··· EXERCISE MATERIAL ···
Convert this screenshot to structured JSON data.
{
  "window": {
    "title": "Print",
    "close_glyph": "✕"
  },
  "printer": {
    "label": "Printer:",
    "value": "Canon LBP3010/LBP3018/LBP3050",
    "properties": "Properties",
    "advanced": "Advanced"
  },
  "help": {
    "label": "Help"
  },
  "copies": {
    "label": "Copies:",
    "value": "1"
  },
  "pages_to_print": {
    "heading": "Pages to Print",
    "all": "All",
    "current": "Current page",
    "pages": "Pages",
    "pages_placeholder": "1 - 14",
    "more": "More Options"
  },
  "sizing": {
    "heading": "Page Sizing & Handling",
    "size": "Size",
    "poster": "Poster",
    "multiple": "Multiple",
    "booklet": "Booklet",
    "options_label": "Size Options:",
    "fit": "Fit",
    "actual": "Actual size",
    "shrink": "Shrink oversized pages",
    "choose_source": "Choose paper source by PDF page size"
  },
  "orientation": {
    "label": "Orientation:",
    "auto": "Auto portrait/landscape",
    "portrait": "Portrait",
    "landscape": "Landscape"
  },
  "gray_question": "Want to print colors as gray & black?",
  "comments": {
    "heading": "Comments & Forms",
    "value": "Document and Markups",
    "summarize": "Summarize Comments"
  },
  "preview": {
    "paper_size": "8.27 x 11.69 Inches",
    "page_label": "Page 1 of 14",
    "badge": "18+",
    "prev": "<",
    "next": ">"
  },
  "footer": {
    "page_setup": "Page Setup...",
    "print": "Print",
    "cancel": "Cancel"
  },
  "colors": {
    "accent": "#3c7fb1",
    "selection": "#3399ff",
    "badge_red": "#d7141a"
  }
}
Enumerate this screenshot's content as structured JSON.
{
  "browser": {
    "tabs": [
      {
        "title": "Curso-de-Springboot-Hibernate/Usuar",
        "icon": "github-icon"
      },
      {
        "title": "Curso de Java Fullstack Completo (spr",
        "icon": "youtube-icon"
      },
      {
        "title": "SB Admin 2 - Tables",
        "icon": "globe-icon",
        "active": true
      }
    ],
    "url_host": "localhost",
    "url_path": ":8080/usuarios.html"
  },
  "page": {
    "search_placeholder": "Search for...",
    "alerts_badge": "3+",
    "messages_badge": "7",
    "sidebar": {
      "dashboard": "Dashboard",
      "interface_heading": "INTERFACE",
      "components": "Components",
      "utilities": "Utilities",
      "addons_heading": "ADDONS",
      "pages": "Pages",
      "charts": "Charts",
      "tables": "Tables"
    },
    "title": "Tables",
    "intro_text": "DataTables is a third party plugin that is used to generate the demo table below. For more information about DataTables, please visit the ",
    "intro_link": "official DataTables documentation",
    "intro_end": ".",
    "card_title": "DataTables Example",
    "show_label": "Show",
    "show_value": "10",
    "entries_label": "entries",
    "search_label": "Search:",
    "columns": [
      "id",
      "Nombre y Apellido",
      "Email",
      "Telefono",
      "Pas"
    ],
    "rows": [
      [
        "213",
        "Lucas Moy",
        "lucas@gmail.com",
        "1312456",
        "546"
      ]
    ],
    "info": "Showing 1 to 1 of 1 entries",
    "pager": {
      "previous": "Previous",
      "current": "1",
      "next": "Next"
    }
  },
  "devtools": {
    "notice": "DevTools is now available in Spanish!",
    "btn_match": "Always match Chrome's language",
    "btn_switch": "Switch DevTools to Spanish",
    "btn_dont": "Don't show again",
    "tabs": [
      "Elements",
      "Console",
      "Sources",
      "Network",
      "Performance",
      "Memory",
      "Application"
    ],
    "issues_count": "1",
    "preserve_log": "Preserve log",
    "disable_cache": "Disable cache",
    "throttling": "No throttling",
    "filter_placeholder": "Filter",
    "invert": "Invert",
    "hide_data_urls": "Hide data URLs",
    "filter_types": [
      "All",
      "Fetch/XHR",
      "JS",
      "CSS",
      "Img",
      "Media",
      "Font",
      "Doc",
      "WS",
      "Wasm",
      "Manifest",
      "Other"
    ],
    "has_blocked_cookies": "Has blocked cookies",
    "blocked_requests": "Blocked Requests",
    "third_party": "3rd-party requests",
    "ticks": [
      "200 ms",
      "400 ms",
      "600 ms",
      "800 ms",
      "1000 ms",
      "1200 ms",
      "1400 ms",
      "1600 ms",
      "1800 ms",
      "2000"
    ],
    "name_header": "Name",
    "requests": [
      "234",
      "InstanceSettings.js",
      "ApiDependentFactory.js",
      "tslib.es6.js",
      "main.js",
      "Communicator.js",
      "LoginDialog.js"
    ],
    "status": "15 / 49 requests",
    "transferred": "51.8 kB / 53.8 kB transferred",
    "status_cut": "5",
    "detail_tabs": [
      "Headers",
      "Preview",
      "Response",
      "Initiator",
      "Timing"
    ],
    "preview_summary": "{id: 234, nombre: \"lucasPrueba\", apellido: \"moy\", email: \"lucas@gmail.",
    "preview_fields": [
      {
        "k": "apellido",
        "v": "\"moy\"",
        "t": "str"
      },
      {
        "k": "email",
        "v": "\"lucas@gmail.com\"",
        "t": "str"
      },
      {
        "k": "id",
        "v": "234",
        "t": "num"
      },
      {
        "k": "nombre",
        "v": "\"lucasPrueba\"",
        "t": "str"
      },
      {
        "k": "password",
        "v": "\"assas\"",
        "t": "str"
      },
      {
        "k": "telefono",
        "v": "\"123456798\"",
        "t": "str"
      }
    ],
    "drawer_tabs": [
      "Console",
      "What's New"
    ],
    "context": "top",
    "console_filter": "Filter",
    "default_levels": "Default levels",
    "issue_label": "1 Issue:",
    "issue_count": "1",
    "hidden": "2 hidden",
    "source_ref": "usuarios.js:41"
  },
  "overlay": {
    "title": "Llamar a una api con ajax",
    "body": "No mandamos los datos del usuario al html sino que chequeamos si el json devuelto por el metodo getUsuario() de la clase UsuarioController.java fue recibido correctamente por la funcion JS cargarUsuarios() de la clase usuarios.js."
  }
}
···
TASK STATEMENT: Return every entry verbatim.

RESPONSE TO THIS TASK:
Convert this screenshot to structured JSON data.
{
  "window": {
    "title": "Print",
    "close_glyph": "✕"
  },
  "printer": {
    "label": "Printer:",
    "value": "Canon LBP3010/LBP3018/LBP3050",
    "properties": "Properties",
    "advanced": "Advanced"
  },
  "help": {
    "label": "Help"
  },
  "copies": {
    "label": "Copies:",
    "value": "1"
  },
  "pages_to_print": {
    "heading": "Pages to Print",
    "all": "All",
    "current": "Current page",
    "pages": "Pages",
    "pages_placeholder": "1 - 14",
    "more": "More Options"
  },
  "sizing": {
    "heading": "Page Sizing & Handling",
    "size": "Size",
    "poster": "Poster",
    "multiple": "Multiple",
    "booklet": "Booklet",
    "options_label": "Size Options:",
    "fit": "Fit",
    "actual": "Actual size",
    "shrink": "Shrink oversized pages",
    "choose_source": "Choose paper source by PDF page size"
  },
  "orientation": {
    "label": "Orientation:",
    "auto": "Auto portrait/landscape",
    "portrait": "Portrait",
    "landscape": "Landscape"
  },
  "gray_question": "Want to print colors as gray & black?",
  "comments": {
    "heading": "Comments & Forms",
    "value": "Document and Markups",
    "summarize": "Summarize Comments"
  },
  "preview": {
    "paper_size": "8.27 x 11.69 Inches",
    "page_label": "Page 1 of 14",
    "badge": "18+",
    "prev": "<",
    "next": ">"
  },
  "footer": {
    "page_setup": "Page Setup...",
    "print": "Print",
    "cancel": "Cancel"
  },
  "colors": {
    "accent": "#3c7fb1",
    "selection": "#3399ff",
    "badge_red": "#d7141a"
  }
}
Enumerate this screenshot's content as structured JSON.
{
  "browser": {
    "tabs": [
      {
        "title": "Curso-de-Springboot-Hibernate/Usuar",
        "icon": "github-icon"
      },
      {
        "title": "Curso de Java Fullstack Completo (spr",
        "icon": "youtube-icon"
      },
      {
        "title": "SB Admin 2 - Tables",
        "icon": "globe-icon",
        "active": true
      }
    ],
    "url_host": "localhost",
    "url_path": ":8080/usuarios.html"
  },
  "page": {
    "search_placeholder": "Search for...",
    "alerts_badge": "3+",
    "messages_badge": "7",
    "sidebar": {
      "dashboard": "Dashboard",
      "interface_heading": "INTERFACE",
      "components": "Components",
      "utilities": "Utilities",
      "addons_heading": "ADDONS",
      "pages": "Pages",
      "charts": "Charts",
      "tables": "Tables"
    },
    "title": "Tables",
    "intro_text": "DataTables is a third party plugin that is used to generate the demo table below. For more information about DataTables, please visit the ",
    "intro_link": "official DataTables documentation",
    "intro_end": ".",
    "card_title": "DataTables Example",
    "show_label": "Show",
    "show_value": "10",
    "entries_label": "entries",
    "search_label": "Search:",
    "columns": [
      "id",
      "Nombre y Apellido",
      "Email",
      "Telefono",
      "Pas"
    ],
    "rows": [
      [
        "213",
        "Lucas Moy",
        "lucas@gmail.com",
        "1312456",
        "546"
      ]
    ],
    "info": "Showing 1 to 1 of 1 entries",
    "pager": {
      "previous": "Previous",
      "current": "1",
      "next": "Next"
    }
  },
  "devtools": {
    "notice": "DevTools is now available in Spanish!",
    "btn_match": "Always match Chrome's language",
    "btn_switch": "Switch DevTools to Spanish",
    "btn_dont": "Don't show again",
    "tabs": [
      "Elements",
      "Console",
      "Sources",
      "Network",
      "Performance",
      "Memory",
      "Application"
    ],
    "issues_count": "1",
    "preserve_log": "Preserve log",
    "disable_cache": "Disable cache",
    "throttling": "No throttling",
    "filter_placeholder": "Filter",
    "invert": "Invert",
    "hide_data_urls": "Hide data URLs",
    "filter_types": [
      "All",
      "Fetch/XHR",
      "JS",
      "CSS",
      "Img",
      "Media",
      "Font",
      "Doc",
      "WS",
      "Wasm",
      "Manifest",
      "Other"
    ],
    "has_blocked_cookies": "Has blocked cookies",
    "blocked_requests": "Blocked Requests",
    "third_party": "3rd-party requests",
    "ticks": [
      "200 ms",
      "400 ms",
      "600 ms",
      "800 ms",
      "1000 ms",
      "1200 ms",
      "1400 ms",
      "1600 ms",
      "1800 ms",
      "2000"
    ],
    "name_header": "Name",
    "requests": [
      "234",
      "InstanceSettings.js",
      "ApiDependentFactory.js",
      "tslib.es6.js",
      "main.js",
      "Communicator.js",
      "LoginDialog.js"
    ],
    "status": "15 / 49 requests",
    "transferred": "51.8 kB / 53.8 kB transferred",
    "status_cut": "5",
    "detail_tabs": [
      "Headers",
      "Preview",
      "Response",
      "Initiator",
      "Timing"
    ],
    "preview_summary": "{id: 234, nombre: \"lucasPrueba\", apellido: \"moy\", email: \"lucas@gmail.",
    "preview_fields": [
      {
        "k": "apellido",
        "v": "\"moy\"",
        "t": "str"
      },
      {
        "k": "email",
        "v": "\"lucas@gmail.com\"",
        "t": "str"
      },
      {
        "k": "id",
        "v": "234",
        "t": "num"
      },
      {
        "k": "nombre",
        "v": "\"lucasPrueba\"",
        "t": "str"
      },
      {
        "k": "password",
        "v": "\"assas\"",
        "t": "str"
      },
      {
        "k": "telefono",
        "v": "\"123456798\"",
        "t": "str"
      }
    ],
    "drawer_tabs": [
      "Console",
      "What's New"
    ],
    "context": "top",
    "console_filter": "Filter",
    "default_levels": "Default levels",
    "issue_label": "1 Issue:",
    "issue_count": "1",
    "hidden": "2 hidden",
    "source_ref": "usuarios.js:41"
  },
  "overlay": {
    "title": "Llamar a una api con ajax",
    "body": "No mandamos los datos del usuario al html sino que chequeamos si el json devuelto por el metodo getUsuario() de la clase UsuarioController.java fue recibido correctamente por la funcion JS cargarUsuarios() de la clase usuarios.js."
  }
}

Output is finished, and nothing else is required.